STATED EXERCISE
Which lines hold the word "skaliert"? Copy each of them from the material.

RECORDS SHOWN
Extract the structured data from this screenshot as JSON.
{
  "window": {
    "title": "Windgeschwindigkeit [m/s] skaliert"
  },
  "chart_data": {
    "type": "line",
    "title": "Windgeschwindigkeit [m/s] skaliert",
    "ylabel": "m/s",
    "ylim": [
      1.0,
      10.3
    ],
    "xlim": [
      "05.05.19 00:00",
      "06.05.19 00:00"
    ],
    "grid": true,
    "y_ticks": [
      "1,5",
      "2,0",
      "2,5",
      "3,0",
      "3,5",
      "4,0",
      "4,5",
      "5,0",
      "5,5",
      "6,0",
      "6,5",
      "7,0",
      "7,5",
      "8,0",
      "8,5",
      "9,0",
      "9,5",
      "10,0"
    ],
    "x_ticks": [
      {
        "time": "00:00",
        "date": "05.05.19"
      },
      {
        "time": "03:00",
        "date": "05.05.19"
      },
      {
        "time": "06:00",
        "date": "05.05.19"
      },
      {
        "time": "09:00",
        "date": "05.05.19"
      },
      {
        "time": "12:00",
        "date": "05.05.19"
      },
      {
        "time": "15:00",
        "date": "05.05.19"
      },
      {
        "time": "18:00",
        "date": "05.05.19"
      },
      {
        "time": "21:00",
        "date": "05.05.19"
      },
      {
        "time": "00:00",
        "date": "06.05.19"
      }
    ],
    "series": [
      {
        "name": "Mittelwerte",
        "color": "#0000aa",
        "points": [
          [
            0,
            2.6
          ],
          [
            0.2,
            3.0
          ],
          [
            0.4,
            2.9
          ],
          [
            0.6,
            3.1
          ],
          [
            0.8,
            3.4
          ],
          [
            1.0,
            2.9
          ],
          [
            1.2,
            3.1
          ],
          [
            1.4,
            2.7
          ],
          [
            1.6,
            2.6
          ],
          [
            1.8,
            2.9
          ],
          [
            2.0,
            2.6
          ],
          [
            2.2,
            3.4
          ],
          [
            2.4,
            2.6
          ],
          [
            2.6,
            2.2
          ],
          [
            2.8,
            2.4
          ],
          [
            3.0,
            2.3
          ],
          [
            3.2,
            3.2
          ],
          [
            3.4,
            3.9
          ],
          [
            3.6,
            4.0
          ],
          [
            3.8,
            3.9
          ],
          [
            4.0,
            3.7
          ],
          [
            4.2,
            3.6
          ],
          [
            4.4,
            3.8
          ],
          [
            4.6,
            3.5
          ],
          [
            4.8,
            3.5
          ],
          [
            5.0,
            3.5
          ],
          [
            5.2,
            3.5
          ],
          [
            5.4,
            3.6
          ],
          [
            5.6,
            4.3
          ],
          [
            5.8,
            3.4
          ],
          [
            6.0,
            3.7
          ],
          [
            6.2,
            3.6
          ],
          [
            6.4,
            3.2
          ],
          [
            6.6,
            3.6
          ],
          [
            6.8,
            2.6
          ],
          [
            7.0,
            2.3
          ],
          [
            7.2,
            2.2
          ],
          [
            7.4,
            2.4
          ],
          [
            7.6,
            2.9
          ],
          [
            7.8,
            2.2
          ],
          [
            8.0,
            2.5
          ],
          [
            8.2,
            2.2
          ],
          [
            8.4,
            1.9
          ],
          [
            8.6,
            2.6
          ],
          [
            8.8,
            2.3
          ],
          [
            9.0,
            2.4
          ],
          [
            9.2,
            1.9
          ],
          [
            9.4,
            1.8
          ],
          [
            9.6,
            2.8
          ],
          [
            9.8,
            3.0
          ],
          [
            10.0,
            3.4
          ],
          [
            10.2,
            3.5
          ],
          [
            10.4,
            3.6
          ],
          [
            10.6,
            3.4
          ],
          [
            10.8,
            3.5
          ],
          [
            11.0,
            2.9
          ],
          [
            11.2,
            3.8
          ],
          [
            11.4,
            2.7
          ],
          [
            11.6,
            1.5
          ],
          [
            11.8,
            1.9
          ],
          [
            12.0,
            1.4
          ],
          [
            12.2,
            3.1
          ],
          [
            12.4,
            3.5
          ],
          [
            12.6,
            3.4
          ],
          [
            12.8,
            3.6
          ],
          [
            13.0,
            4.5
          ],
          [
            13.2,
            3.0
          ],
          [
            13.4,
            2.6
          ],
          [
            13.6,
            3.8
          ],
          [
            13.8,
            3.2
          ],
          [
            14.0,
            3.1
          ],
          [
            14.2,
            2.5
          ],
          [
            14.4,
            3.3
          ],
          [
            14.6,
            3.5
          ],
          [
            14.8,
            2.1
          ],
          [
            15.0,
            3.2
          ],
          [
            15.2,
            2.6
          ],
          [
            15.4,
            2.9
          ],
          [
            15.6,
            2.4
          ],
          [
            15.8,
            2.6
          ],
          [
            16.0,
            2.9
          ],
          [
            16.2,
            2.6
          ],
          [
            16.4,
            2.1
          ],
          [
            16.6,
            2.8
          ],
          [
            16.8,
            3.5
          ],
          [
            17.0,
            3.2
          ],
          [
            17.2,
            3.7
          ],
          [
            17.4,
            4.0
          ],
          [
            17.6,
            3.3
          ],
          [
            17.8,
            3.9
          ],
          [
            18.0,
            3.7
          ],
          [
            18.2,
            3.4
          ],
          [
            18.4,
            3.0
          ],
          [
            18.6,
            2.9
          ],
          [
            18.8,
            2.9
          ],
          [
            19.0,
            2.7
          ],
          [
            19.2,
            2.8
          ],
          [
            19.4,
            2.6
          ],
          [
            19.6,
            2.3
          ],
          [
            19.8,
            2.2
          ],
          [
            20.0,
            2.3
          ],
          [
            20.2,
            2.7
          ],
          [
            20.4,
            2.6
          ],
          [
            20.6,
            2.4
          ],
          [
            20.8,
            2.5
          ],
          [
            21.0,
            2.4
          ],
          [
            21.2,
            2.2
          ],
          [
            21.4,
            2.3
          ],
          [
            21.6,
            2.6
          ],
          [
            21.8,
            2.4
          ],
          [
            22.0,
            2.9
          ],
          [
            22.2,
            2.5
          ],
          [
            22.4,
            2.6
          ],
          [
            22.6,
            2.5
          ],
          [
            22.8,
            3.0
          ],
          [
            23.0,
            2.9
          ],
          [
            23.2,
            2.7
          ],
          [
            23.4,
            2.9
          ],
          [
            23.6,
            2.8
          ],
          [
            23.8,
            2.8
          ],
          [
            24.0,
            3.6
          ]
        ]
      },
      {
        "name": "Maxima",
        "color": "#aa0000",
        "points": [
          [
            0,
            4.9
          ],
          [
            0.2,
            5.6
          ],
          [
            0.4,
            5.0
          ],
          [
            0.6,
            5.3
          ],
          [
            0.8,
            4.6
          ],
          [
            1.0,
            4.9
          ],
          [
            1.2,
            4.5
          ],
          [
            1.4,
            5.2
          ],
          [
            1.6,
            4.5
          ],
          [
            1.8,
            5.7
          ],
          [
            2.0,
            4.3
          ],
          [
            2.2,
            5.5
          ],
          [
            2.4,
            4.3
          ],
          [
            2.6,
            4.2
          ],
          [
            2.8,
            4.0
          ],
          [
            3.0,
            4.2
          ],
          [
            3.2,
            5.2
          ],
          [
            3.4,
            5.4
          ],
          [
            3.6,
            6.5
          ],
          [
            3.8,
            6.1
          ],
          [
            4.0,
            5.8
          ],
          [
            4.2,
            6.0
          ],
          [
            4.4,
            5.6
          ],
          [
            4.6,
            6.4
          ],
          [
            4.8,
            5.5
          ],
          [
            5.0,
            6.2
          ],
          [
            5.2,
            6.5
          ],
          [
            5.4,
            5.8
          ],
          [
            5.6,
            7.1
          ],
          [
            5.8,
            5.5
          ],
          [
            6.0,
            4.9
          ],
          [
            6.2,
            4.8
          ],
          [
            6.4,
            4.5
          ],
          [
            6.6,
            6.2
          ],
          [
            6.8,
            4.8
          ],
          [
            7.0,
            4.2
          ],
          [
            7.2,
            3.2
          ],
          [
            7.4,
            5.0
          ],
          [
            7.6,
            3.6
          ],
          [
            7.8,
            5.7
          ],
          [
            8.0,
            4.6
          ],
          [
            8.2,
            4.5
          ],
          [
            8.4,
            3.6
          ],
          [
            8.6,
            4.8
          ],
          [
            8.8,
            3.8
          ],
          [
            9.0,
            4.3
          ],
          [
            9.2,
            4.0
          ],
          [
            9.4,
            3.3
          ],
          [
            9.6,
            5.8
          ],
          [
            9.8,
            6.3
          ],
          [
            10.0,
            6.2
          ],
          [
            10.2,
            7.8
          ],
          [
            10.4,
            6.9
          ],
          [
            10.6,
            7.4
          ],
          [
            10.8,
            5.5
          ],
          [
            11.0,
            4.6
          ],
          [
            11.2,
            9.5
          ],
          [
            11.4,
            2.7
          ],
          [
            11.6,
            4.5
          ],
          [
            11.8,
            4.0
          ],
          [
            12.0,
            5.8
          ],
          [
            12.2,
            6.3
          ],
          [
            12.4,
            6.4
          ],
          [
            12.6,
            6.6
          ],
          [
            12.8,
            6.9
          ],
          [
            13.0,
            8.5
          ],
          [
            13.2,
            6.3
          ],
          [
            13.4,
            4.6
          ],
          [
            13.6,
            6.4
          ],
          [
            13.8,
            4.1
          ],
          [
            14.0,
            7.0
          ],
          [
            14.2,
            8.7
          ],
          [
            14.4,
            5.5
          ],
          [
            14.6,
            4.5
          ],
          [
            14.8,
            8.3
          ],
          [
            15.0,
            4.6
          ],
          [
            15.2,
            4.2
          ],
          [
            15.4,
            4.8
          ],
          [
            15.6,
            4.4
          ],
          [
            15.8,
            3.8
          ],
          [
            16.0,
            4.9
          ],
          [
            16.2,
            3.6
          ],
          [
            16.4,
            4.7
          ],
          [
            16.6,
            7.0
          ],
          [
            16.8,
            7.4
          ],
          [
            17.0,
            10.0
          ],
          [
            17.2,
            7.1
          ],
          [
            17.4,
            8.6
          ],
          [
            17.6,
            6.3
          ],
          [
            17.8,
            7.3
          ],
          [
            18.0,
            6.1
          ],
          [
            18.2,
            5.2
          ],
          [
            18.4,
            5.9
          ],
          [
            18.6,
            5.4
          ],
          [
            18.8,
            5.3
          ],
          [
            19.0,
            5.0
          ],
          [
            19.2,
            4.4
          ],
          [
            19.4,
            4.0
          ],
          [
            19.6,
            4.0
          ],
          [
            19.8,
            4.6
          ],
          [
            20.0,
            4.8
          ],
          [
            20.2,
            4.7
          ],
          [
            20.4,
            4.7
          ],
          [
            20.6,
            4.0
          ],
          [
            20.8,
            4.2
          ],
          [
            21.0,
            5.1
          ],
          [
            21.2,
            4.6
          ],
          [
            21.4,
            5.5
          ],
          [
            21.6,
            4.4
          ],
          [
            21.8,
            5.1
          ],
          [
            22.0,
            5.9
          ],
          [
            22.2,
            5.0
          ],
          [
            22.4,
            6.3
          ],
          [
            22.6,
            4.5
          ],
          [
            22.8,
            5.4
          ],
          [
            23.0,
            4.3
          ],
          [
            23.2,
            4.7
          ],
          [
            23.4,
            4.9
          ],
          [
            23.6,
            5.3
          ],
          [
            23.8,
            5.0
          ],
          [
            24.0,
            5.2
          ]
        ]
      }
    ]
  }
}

RESPONSE TO THE EXERCISE
    "title": "Windgeschwindigkeit [m/s] skaliert"
    "title": "Windgeschwindigkeit [m/s] skaliert",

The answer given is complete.